Any pictures in the records below should be skipped; write out everything else exactly.

SUPPLIED ENTRIES
== == ==

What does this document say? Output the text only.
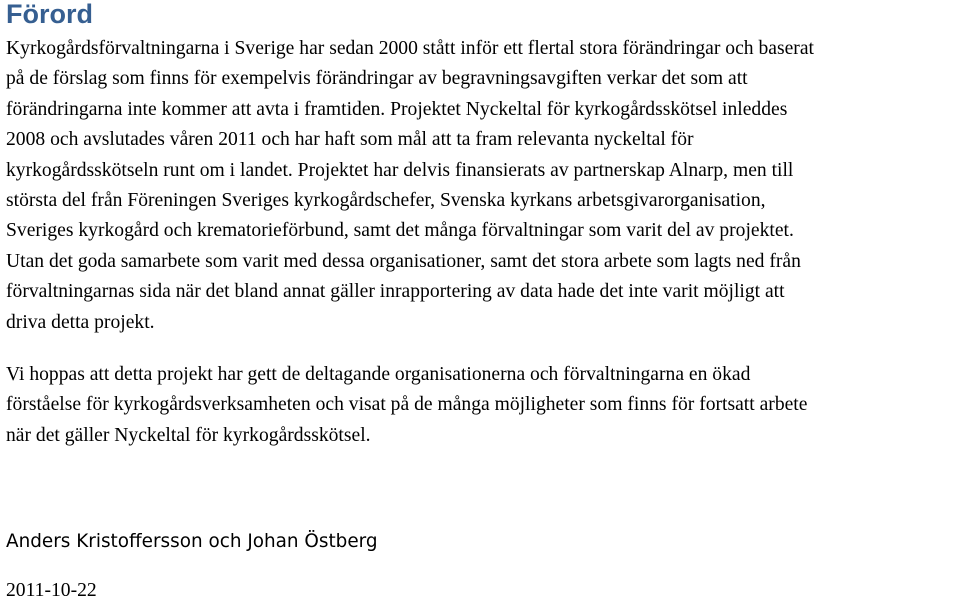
Förord

Kyrkogårdsförvaltningarna i Sverige har sedan 2000 stått inför ett flertal stora förändringar och baserat
på de förslag som finns för exempelvis förändringar av begravningsavgiften verkar det som att
förändringarna inte kommer att avta i framtiden. Projektet Nyckeltal för kyrkogårdsskötsel inleddes
2008 och avslutades våren 2011 och har haft som mål att ta fram relevanta nyckeltal för
kyrkogårdsskötseln runt om i landet. Projektet har delvis finansierats av partnerskap Alnarp, men till
största del från Föreningen Sveriges kyrkogårdschefer, Svenska kyrkans arbetsgivarorganisation,
Sveriges kyrkogård och krematorieförbund, samt det många förvaltningar som varit del av projektet.
Utan det goda samarbete som varit med dessa organisationer, samt det stora arbete som lagts ned från
förvaltningarnas sida när det bland annat gäller inrapportering av data hade det inte varit möjligt att
driva detta projekt.

Vi hoppas att detta projekt har gett de deltagande organisationerna och förvaltningarna en ökad
förståelse för kyrkogårdsverksamheten och visat på de många möjligheter som finns för fortsatt arbete
när det gäller Nyckeltal för kyrkogårdsskötsel.

Anders Kristoffersson och Johan Östberg

2011-10-22
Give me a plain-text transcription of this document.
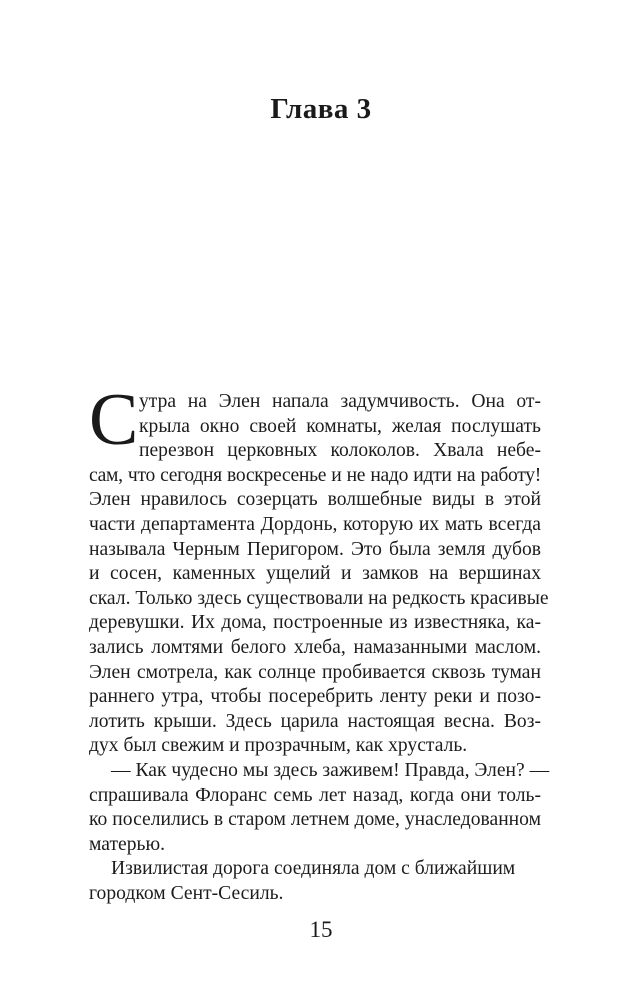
Глава 3
С утра на Элен напала задумчивость. Она от-
крыла окно своей комнаты, желая послушать
перезвон церковных колоколов. Хвала небе-
сам, что сегодня воскресенье и не надо идти на работу!
Элен нравилось созерцать волшебные виды в этой
части департамента Дордонь, которую их мать всегда
называла Черным Перигором. Это была земля дубов
и сосен, каменных ущелий и замков на вершинах
скал. Только здесь существовали на редкость красивые
деревушки. Их дома, построенные из известняка, ка-
зались ломтями белого хлеба, намазанными маслом.
Элен смотрела, как солнце пробивается сквозь туман
раннего утра, чтобы посеребрить ленту реки и позо-
лотить крыши. Здесь царила настоящая весна. Воз-
дух был свежим и прозрачным, как хрусталь.
— Как чудесно мы здесь заживем! Правда, Элен? —
спрашивала Флоранс семь лет назад, когда они толь-
ко поселились в старом летнем доме, унаследованном
матерью.
Извилистая дорога соединяла дом с ближайшим
городком Сент-Сесиль.
15
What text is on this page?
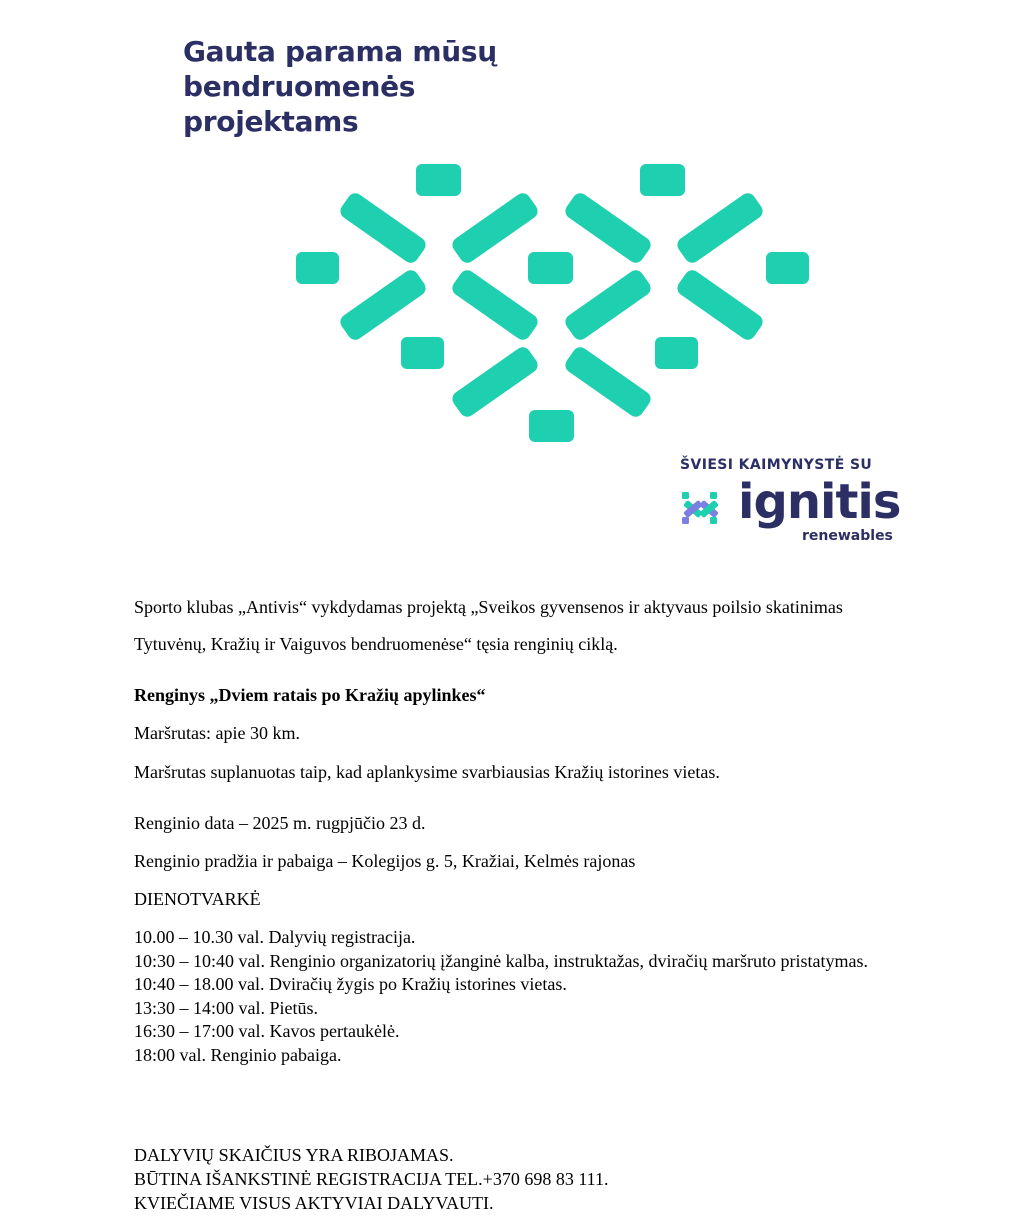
Gauta parama mūsų
bendruomenės
projektams
ŠVIESI KAIMYNYSTĖ SU
ignitis
renewables

Sporto klubas „Antivis“ vykdydamas projektą „Sveikos gyvensenos ir aktyvaus poilsio skatinimas

Tytuvėnų, Kražių ir Vaiguvos bendruomenėse“ tęsia renginių ciklą.

Renginys „Dviem ratais po Kražių apylinkes“

Maršrutas: apie 30 km.

Maršrutas suplanuotas taip, kad aplankysime svarbiausias Kražių istorines vietas.

Renginio data – 2025 m. rugpjūčio 23 d.

Renginio pradžia ir pabaiga – Kolegijos g. 5, Kražiai, Kelmės rajonas

DIENOTVARKĖ

10.00 – 10.30 val. Dalyvių registracija.
10:30 – 10:40 val. Renginio organizatorių įžanginė kalba, instruktažas, dviračių maršruto pristatymas.
10:40 – 18.00 val. Dviračių žygis po Kražių istorines vietas.
13:30 – 14:00 val. Pietūs.
16:30 – 17:00 val. Kavos pertaukėlė.
18:00 val. Renginio pabaiga.
DALYVIŲ SKAIČIUS YRA RIBOJAMAS.
BŪTINA IŠANKSTINĖ REGISTRACIJA TEL.+370 698 83 111.
KVIEČIAME VISUS AKTYVIAI DALYVAUTI.
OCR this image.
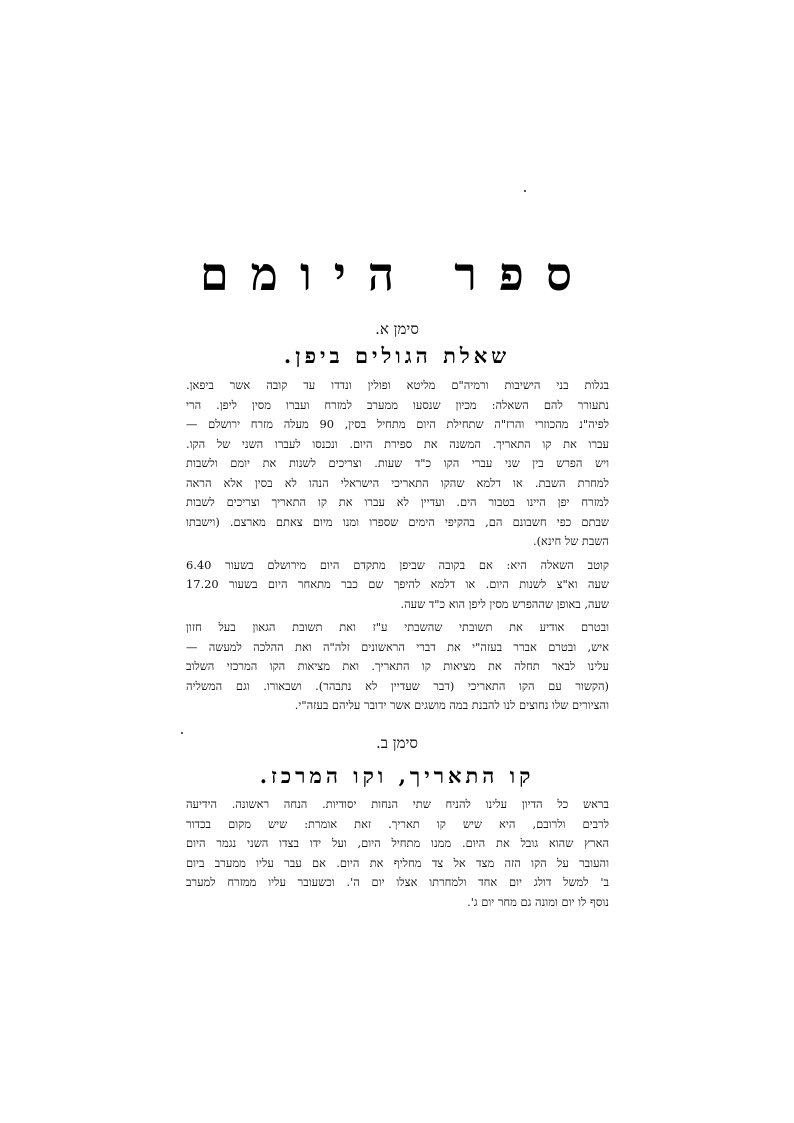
ספר היומם
סימן א.
שאלת הגולים ביפן.
בגלות בני הישיבות ורמיה"ם מליטא ופולין ונדדו עד קובה אשר ביפאן.
נתעורר להם השאלה: מכיון שנסעו ממערב למזרח ועברו מסין ליפן. הרי
לפיה"נ מהכוזרי והרז"ה שתחילת היום מתחיל בסין, 90 מעלה מזרח ירושלם —
עברו את קו התאריך. המשנה את ספירת היום. ונכנסו לעברו השני של הקו.
ויש הפרש בין שני עברי הקו כ"ד שעות. וצריכים לשנות את יומם ולשבות
למחרת השבת. או דלמא שהקו התאריכי הישראלי הנהו לא בסין אלא הראה
למזרח יפן היינו בטבור הים. ועדיין לא עברו את קו התאריך וצריכים לשבות
שבתם כפי חשבונם הם, בהקיפי הימים שספרו ומנו מיום צאתם מארצם. (וישבתו
השבת של חינא).
קוטב השאלה היא: אם בקובה שביפן מתקדם היום מירושלם בשעור 6.40
שעה וא"צ לשנות היום. או דלמא להיפך שם כבר מתאחר היום בשעור 17.20
שעה, באופן שההפרש מסין ליפן הוא כ"ד שעה.
ובטרם אודיע את תשובתי שהשבתי ע"ז ואת תשובת הגאון בעל חזון
איש, ובטרם אברר בעזה"י את דברי הראשונים זלה"ה ואת ההלכה למעשה —
עלינו לבאר תחלה את מציאות קו התאריך. ואת מציאות הקו המרכזי השלוב
(הקשור עם הקו התאריכי (דבר שעדיין לא נתבהר). ושבאורו. וגם המשליה
והציורים שלו נחוצים לנו להבנת במה מושגים אשר ידובר עליהם בעזה"י.
סימן ב.
קו התאריך, וקו המרכז.
בראש כל הדיון עלינו להניח שתי הנחות יסודיות. הנחה ראשונה. הידיעה
לרבים ולרובם, היא שיש קו תאריך. זאת אומרת: שיש מקום בכדור
הארץ שהוא גובל את היום. ממנו מתחיל היום, ועל ידו בצדו השני נגמר היום
והעובר על הקו הזה מצד אל צד מחליף את היום. אם עבר עליו ממערב ביום
ב' למשל דולג יום אחד ולמחרתו אצלו יום ה'. וכשעובר עליו ממזרח למערב
נוסף לו יום ומונה גם מחר יום ג'.
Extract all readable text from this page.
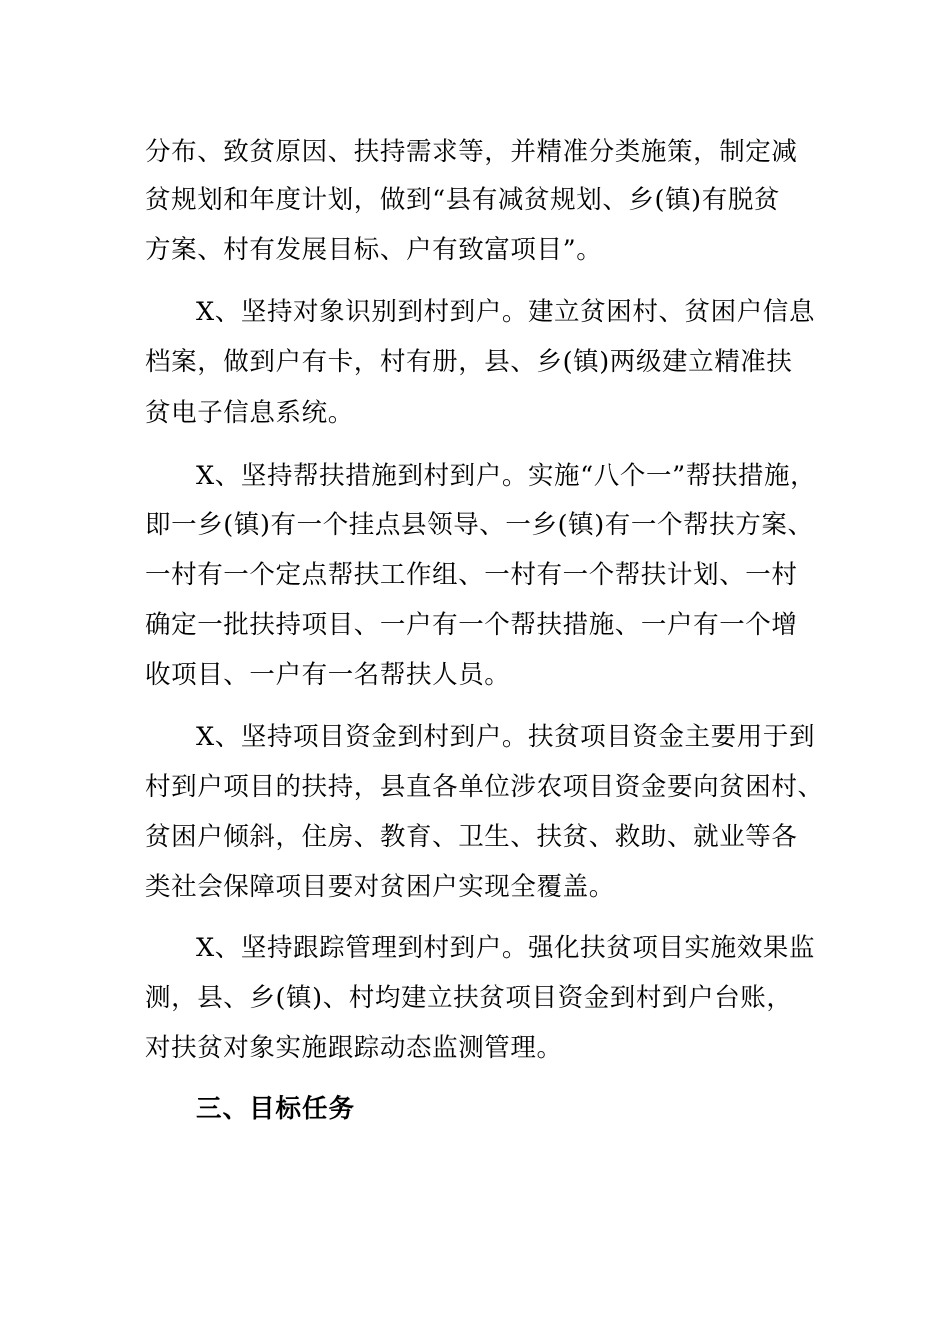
分布、致贫原因、扶持需求等，并精准分类施策，制定减
贫规划和年度计划，做到“县有减贫规划、乡(镇)有脱贫
方案、村有发展目标、户有致富项目”。
X、坚持对象识别到村到户。建立贫困村、贫困户信息
档案，做到户有卡，村有册，县、乡(镇)两级建立精准扶
贫电子信息系统。
X、坚持帮扶措施到村到户。实施“八个一”帮扶措施，
即一乡(镇)有一个挂点县领导、一乡(镇)有一个帮扶方案、
一村有一个定点帮扶工作组、一村有一个帮扶计划、一村
确定一批扶持项目、一户有一个帮扶措施、一户有一个增
收项目、一户有一名帮扶人员。
X、坚持项目资金到村到户。扶贫项目资金主要用于到
村到户项目的扶持，县直各单位涉农项目资金要向贫困村、
贫困户倾斜，住房、教育、卫生、扶贫、救助、就业等各
类社会保障项目要对贫困户实现全覆盖。
X、坚持跟踪管理到村到户。强化扶贫项目实施效果监
测，县、乡(镇)、村均建立扶贫项目资金到村到户台账，
对扶贫对象实施跟踪动态监测管理。
三、目标任务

== == ==

ANSWER TO THE EXERCISE
What does this document say? Output the text only.
Förord

Kyrkogårdsförvaltningarna i Sverige har sedan 2000 stått inför ett flertal stora förändringar och baserat
på de förslag som finns för exempelvis förändringar av begravningsavgiften verkar det som att
förändringarna inte kommer att avta i framtiden. Projektet Nyckeltal för kyrkogårdsskötsel inleddes
2008 och avslutades våren 2011 och har haft som mål att ta fram relevanta nyckeltal för
kyrkogårdsskötseln runt om i landet. Projektet har delvis finansierats av partnerskap Alnarp, men till
största del från Föreningen Sveriges kyrkogårdschefer, Svenska kyrkans arbetsgivarorganisation,
Sveriges kyrkogård och krematorieförbund, samt det många förvaltningar som varit del av projektet.
Utan det goda samarbete som varit med dessa organisationer, samt det stora arbete som lagts ned från
förvaltningarnas sida när det bland annat gäller inrapportering av data hade det inte varit möjligt att
driva detta projekt.

Vi hoppas att detta projekt har gett de deltagande organisationerna och förvaltningarna en ökad
förståelse för kyrkogårdsverksamheten och visat på de många möjligheter som finns för fortsatt arbete
när det gäller Nyckeltal för kyrkogårdsskötsel.

Anders Kristoffersson och Johan Östberg

2011-10-22
Give me a plain-text transcription of this document.
Глава 3
С утра на Элен напала задумчивость. Она от-
крыла окно своей комнаты, желая послушать
перезвон церковных колоколов. Хвала небе-
сам, что сегодня воскресенье и не надо идти на работу!
Элен нравилось созерцать волшебные виды в этой
части департамента Дордонь, которую их мать всегда
называла Черным Перигором. Это была земля дубов
и сосен, каменных ущелий и замков на вершинах
скал. Только здесь существовали на редкость красивые
деревушки. Их дома, построенные из известняка, ка-
зались ломтями белого хлеба, намазанными маслом.
Элен смотрела, как солнце пробивается сквозь туман
раннего утра, чтобы посеребрить ленту реки и позо-
лотить крыши. Здесь царила настоящая весна. Воз-
дух был свежим и прозрачным, как хрусталь.
— Как чудесно мы здесь заживем! Правда, Элен? —
спрашивала Флоранс семь лет назад, когда они толь-
ко поселились в старом летнем доме, унаследованном
матерью.
Извилистая дорога соединяла дом с ближайшим
городком Сент-Сесиль.
15
What text is on this page?
Gauta parama mūsų
bendruomenės
projektams
ŠVIESI KAIMYNYSTĖ SU
ignitis
renewables

Sporto klubas „Antivis“ vykdydamas projektą „Sveikos gyvensenos ir aktyvaus poilsio skatinimas

Tytuvėnų, Kražių ir Vaiguvos bendruomenėse“ tęsia renginių ciklą.

Renginys „Dviem ratais po Kražių apylinkes“

Maršrutas: apie 30 km.

Maršrutas suplanuotas taip, kad aplankysime svarbiausias Kražių istorines vietas.

Renginio data – 2025 m. rugpjūčio 23 d.

Renginio pradžia ir pabaiga – Kolegijos g. 5, Kražiai, Kelmės rajonas

DIENOTVARKĖ

10.00 – 10.30 val. Dalyvių registracija.
10:30 – 10:40 val. Renginio organizatorių įžanginė kalba, instruktažas, dviračių maršruto pristatymas.
10:40 – 18.00 val. Dviračių žygis po Kražių istorines vietas.
13:30 – 14:00 val. Pietūs.
16:30 – 17:00 val. Kavos pertaukėlė.
18:00 val. Renginio pabaiga.
DALYVIŲ SKAIČIUS YRA RIBOJAMAS.
BŪTINA IŠANKSTINĖ REGISTRACIJA TEL.+370 698 83 111.
KVIEČIAME VISUS AKTYVIAI DALYVAUTI.
OCR this image.
ספר היומם
סימן א.
שאלת הגולים ביפן.
בגלות בני הישיבות ורמיה"ם מליטא ופולין ונדדו עד קובה אשר ביפאן.
נתעורר להם השאלה: מכיון שנסעו ממערב למזרח ועברו מסין ליפן. הרי
לפיה"נ מהכוזרי והרז"ה שתחילת היום מתחיל בסין, 90 מעלה מזרח ירושלם —
עברו את קו התאריך. המשנה את ספירת היום. ונכנסו לעברו השני של הקו.
ויש הפרש בין שני עברי הקו כ"ד שעות. וצריכים לשנות את יומם ולשבות
למחרת השבת. או דלמא שהקו התאריכי הישראלי הנהו לא בסין אלא הראה
למזרח יפן היינו בטבור הים. ועדיין לא עברו את קו התאריך וצריכים לשבות
שבתם כפי חשבונם הם, בהקיפי הימים שספרו ומנו מיום צאתם מארצם. (וישבתו
השבת של חינא).
קוטב השאלה היא: אם בקובה שביפן מתקדם היום מירושלם בשעור 6.40
שעה וא"צ לשנות היום. או דלמא להיפך שם כבר מתאחר היום בשעור 17.20
שעה, באופן שההפרש מסין ליפן הוא כ"ד שעה.
ובטרם אודיע את תשובתי שהשבתי ע"ז ואת תשובת הגאון בעל חזון
איש, ובטרם אברר בעזה"י את דברי הראשונים זלה"ה ואת ההלכה למעשה —
עלינו לבאר תחלה את מציאות קו התאריך. ואת מציאות הקו המרכזי השלוב
(הקשור עם הקו התאריכי (דבר שעדיין לא נתבהר). ושבאורו. וגם המשליה
והציורים שלו נחוצים לנו להבנת במה מושגים אשר ידובר עליהם בעזה"י.
סימן ב.
קו התאריך, וקו המרכז.
בראש כל הדיון עלינו להניח שתי הנחות יסודיות. הנחה ראשונה. הידיעה
לרבים ולרובם, היא שיש קו תאריך. זאת אומרת: שיש מקום בכדור
הארץ שהוא גובל את היום. ממנו מתחיל היום, ועל ידו בצדו השני נגמר היום
והעובר על הקו הזה מצד אל צד מחליף את היום. אם עבר עליו ממערב ביום
ב' למשל דולג יום אחד ולמחרתו אצלו יום ה'. וכשעובר עליו ממזרח למערב
נוסף לו יום ומונה גם מחר יום ג'.
Extract all readable text from this page.
分布、致贫原因、扶持需求等，并精准分类施策，制定减
贫规划和年度计划，做到“县有减贫规划、乡(镇)有脱贫
方案、村有发展目标、户有致富项目”。
X、坚持对象识别到村到户。建立贫困村、贫困户信息
档案，做到户有卡，村有册，县、乡(镇)两级建立精准扶
贫电子信息系统。
X、坚持帮扶措施到村到户。实施“八个一”帮扶措施，
即一乡(镇)有一个挂点县领导、一乡(镇)有一个帮扶方案、
一村有一个定点帮扶工作组、一村有一个帮扶计划、一村
确定一批扶持项目、一户有一个帮扶措施、一户有一个增
收项目、一户有一名帮扶人员。
X、坚持项目资金到村到户。扶贫项目资金主要用于到
村到户项目的扶持，县直各单位涉农项目资金要向贫困村、
贫困户倾斜，住房、教育、卫生、扶贫、救助、就业等各
类社会保障项目要对贫困户实现全覆盖。
X、坚持跟踪管理到村到户。强化扶贫项目实施效果监
测，县、乡(镇)、村均建立扶贫项目资金到村到户台账，
对扶贫对象实施跟踪动态监测管理。
三、目标任务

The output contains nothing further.